* begin *

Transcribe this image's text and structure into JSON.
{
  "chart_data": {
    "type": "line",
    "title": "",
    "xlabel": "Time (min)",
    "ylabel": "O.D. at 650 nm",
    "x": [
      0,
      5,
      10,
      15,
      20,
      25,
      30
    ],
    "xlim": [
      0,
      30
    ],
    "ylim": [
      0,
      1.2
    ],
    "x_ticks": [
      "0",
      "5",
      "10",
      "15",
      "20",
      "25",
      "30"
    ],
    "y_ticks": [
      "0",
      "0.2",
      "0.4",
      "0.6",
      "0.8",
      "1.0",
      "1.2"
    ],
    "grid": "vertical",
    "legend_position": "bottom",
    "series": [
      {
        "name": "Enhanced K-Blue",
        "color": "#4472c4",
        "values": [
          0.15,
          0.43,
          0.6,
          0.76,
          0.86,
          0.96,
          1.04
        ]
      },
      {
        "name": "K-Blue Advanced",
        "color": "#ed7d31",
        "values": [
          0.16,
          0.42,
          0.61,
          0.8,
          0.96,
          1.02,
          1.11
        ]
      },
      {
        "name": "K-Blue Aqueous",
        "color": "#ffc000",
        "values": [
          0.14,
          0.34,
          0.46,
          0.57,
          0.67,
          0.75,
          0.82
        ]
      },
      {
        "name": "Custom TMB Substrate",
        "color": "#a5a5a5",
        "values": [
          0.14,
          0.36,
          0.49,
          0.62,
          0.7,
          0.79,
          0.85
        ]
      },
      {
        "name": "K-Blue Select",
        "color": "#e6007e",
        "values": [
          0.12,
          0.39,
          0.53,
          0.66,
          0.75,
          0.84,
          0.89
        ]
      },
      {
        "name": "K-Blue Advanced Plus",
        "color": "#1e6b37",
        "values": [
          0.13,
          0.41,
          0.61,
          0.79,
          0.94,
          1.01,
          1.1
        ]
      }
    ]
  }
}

* end *
* begin *

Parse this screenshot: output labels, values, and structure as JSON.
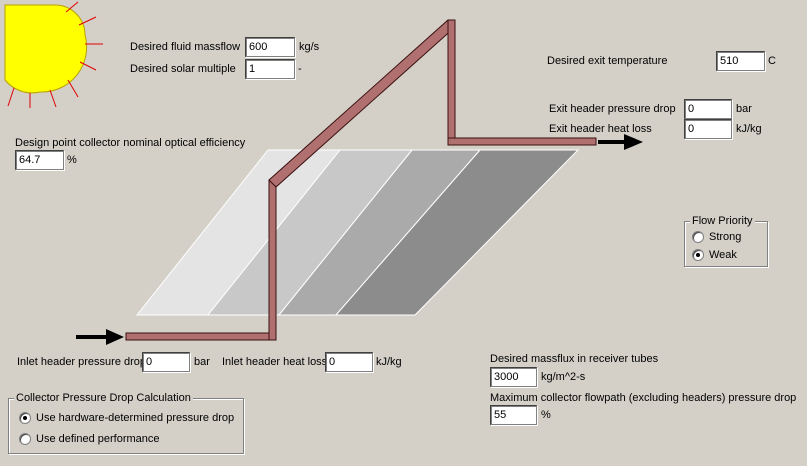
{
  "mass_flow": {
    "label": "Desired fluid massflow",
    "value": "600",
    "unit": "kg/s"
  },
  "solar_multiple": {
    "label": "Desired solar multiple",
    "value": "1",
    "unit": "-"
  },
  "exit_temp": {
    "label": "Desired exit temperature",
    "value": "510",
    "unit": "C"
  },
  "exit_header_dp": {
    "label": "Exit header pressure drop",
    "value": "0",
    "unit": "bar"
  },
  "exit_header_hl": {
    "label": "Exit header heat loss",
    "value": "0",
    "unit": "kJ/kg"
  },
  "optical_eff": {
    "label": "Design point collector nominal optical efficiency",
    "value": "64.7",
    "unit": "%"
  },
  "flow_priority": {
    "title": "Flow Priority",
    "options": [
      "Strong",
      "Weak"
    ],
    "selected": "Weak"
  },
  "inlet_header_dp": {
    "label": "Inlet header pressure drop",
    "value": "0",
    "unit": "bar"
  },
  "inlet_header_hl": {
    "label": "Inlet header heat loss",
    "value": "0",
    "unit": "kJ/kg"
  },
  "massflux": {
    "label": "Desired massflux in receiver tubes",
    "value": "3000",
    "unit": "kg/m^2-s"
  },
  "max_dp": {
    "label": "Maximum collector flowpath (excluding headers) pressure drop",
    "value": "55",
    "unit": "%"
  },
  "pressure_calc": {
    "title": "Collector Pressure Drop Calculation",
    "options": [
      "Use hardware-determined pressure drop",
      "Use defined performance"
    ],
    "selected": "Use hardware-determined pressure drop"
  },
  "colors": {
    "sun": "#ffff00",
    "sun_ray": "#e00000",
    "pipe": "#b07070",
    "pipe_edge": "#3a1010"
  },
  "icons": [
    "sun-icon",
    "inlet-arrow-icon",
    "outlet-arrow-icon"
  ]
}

* end *

EXERCISE INSTRUCTIONS>
Which lines include "Blue"? Copy each of them out.

OUTPUT>
        "name": "Enhanced K-Blue",
        "name": "K-Blue Advanced",
        "name": "K-Blue Aqueous",
        "name": "K-Blue Select",
        "name": "K-Blue Advanced Plus",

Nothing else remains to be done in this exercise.